# EXERCISE
Find each line containing the string "Storage" and return it.

# ROWS
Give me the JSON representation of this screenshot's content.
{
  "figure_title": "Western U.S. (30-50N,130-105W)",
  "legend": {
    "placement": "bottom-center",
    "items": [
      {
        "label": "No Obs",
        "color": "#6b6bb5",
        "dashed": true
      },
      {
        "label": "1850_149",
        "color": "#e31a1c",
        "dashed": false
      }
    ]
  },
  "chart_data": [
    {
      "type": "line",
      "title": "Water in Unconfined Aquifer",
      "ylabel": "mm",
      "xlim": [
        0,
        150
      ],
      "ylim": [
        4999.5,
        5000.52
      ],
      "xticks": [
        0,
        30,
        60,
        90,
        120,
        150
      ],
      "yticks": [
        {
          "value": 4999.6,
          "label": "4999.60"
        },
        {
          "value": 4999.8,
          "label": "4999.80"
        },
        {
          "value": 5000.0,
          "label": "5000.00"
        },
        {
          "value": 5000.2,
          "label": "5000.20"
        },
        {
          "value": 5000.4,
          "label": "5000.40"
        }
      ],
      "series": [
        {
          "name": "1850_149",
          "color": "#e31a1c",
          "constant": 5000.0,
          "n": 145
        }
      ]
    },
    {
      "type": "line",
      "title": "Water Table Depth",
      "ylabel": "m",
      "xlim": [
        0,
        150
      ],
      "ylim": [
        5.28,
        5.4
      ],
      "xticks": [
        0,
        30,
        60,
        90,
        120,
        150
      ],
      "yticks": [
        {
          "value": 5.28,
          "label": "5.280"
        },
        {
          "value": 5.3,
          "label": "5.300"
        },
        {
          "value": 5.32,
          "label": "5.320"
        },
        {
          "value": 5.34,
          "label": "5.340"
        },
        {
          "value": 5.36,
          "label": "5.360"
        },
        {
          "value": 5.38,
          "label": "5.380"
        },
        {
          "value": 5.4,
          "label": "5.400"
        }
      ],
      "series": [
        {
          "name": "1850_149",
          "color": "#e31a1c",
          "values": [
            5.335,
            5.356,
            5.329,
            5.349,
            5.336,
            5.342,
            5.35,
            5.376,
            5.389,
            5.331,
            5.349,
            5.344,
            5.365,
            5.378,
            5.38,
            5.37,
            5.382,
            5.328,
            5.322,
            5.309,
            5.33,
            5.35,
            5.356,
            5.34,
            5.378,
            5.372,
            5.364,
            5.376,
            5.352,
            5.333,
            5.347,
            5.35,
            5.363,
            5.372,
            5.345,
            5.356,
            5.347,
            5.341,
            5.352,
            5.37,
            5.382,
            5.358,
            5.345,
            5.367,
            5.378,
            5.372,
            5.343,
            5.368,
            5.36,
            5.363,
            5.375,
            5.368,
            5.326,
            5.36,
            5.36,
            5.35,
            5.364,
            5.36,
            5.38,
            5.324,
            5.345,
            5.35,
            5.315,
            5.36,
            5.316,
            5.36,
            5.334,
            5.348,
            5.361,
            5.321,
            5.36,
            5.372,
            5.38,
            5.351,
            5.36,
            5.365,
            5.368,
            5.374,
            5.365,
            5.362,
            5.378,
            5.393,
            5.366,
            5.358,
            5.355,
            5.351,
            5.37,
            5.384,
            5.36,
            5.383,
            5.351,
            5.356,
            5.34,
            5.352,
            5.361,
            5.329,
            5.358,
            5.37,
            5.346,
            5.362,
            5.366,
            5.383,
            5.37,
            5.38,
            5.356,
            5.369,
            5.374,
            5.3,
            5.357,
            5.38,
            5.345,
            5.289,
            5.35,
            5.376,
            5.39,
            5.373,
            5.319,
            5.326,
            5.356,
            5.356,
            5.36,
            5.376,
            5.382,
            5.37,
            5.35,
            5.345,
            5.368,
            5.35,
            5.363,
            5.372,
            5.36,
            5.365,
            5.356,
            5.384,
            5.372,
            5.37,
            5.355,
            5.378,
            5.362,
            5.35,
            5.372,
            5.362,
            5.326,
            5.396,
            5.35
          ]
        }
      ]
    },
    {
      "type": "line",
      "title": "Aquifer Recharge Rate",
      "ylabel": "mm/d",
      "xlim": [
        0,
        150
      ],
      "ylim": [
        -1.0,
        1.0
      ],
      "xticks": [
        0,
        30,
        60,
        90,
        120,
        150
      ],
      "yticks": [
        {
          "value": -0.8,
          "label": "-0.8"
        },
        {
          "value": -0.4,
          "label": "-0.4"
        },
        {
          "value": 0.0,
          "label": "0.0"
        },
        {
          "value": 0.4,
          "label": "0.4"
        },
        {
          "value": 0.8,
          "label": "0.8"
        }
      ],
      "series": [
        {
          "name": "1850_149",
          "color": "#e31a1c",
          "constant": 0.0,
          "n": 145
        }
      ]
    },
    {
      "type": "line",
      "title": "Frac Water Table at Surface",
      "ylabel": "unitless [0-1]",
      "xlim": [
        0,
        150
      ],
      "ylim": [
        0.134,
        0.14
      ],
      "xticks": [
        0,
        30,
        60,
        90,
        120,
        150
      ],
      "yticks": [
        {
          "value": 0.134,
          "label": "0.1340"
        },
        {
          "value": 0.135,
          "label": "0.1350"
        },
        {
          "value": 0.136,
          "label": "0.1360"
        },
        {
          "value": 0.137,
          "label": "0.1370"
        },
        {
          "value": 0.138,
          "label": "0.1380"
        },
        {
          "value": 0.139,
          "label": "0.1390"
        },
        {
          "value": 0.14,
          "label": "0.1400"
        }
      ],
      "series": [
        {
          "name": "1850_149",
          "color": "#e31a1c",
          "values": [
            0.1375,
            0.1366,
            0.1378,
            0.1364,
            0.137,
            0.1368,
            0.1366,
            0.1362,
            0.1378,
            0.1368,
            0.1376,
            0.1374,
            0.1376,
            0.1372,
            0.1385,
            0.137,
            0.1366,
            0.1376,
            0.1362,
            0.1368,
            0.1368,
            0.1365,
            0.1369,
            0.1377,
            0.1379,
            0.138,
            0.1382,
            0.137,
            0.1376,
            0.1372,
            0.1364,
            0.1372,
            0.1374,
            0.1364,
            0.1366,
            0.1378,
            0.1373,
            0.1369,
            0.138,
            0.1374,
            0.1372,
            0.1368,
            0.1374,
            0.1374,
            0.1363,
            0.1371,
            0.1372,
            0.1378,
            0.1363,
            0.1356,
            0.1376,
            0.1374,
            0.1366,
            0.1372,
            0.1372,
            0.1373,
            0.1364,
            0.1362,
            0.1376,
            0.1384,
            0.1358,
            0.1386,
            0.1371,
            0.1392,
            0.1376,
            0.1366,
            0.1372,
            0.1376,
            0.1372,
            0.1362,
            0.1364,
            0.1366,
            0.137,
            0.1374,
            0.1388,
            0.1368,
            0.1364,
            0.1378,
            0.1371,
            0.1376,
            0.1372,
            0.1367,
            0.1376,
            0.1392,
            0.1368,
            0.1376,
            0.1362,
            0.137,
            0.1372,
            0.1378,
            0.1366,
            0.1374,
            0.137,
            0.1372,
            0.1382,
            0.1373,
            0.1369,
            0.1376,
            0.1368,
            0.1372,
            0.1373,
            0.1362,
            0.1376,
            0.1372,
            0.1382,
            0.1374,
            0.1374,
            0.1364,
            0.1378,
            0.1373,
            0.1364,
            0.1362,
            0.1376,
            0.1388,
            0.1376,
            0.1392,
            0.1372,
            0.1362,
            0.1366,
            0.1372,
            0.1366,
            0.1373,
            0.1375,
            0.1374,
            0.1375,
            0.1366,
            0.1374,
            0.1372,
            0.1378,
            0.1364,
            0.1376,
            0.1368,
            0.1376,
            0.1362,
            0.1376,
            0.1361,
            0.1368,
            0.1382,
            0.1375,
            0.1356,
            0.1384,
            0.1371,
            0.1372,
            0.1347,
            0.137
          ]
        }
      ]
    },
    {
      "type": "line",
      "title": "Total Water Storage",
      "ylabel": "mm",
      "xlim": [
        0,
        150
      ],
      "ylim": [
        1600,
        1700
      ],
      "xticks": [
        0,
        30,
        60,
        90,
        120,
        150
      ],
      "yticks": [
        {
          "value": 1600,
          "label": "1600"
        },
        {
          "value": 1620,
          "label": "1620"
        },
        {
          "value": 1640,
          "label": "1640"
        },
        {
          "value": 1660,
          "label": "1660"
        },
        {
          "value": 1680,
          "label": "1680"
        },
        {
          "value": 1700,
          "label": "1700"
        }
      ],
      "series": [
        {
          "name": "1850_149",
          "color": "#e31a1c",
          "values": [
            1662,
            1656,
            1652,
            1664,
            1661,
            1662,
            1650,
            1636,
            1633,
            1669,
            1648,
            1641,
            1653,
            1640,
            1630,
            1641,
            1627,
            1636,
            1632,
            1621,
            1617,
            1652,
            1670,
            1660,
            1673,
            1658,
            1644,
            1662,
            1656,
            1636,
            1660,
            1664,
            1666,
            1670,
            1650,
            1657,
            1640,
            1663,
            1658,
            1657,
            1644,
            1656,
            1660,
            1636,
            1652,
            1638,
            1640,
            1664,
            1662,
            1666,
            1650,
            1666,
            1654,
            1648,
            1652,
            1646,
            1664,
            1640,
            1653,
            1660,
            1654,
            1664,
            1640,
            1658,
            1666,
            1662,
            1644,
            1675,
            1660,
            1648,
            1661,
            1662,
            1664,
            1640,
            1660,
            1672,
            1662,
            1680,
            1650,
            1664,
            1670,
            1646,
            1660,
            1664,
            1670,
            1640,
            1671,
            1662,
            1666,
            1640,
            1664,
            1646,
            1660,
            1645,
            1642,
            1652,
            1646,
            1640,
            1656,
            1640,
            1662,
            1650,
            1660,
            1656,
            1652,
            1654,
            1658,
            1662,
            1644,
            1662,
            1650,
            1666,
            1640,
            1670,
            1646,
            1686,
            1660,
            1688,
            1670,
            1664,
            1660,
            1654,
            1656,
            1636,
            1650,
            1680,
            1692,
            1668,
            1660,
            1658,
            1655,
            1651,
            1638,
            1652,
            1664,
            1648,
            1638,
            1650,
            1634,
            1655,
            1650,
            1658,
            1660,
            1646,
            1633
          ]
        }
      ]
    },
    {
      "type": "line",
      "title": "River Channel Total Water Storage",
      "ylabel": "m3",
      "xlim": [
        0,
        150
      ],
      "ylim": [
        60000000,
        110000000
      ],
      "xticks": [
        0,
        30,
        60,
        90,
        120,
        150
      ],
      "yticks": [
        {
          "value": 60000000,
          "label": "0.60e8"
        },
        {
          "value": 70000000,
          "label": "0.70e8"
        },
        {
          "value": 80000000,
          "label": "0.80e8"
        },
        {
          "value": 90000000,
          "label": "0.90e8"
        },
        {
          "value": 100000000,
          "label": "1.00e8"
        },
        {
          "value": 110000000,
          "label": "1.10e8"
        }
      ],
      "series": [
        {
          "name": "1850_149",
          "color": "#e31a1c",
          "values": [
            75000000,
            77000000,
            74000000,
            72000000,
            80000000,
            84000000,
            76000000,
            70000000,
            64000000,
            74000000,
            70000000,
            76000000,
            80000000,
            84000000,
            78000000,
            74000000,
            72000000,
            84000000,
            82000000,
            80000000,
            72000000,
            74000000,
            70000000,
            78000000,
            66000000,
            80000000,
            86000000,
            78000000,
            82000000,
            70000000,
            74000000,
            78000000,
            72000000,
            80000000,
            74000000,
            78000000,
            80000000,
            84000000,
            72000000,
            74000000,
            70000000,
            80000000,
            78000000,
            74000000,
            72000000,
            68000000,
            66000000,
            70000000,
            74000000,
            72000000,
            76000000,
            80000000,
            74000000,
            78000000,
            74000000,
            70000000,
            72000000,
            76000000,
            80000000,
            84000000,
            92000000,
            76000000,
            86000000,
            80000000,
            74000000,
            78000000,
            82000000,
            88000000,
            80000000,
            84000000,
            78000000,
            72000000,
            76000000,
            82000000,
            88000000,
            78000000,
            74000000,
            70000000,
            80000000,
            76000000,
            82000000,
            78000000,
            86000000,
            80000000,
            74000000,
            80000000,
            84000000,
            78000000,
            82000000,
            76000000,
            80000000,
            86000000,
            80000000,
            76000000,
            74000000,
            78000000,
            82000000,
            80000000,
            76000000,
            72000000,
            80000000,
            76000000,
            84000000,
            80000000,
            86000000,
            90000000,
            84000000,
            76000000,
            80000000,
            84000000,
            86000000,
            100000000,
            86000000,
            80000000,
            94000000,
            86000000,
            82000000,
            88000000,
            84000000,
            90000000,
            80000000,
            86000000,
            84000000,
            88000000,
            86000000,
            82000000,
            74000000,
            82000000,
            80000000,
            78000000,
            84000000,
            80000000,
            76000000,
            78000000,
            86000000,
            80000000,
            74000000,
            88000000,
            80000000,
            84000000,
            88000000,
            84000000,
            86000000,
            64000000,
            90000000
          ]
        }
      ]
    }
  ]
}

# RESPONSE FOR THIS EXERCISE
      "title": "Total Water Storage",
      "title": "River Channel Total Water Storage",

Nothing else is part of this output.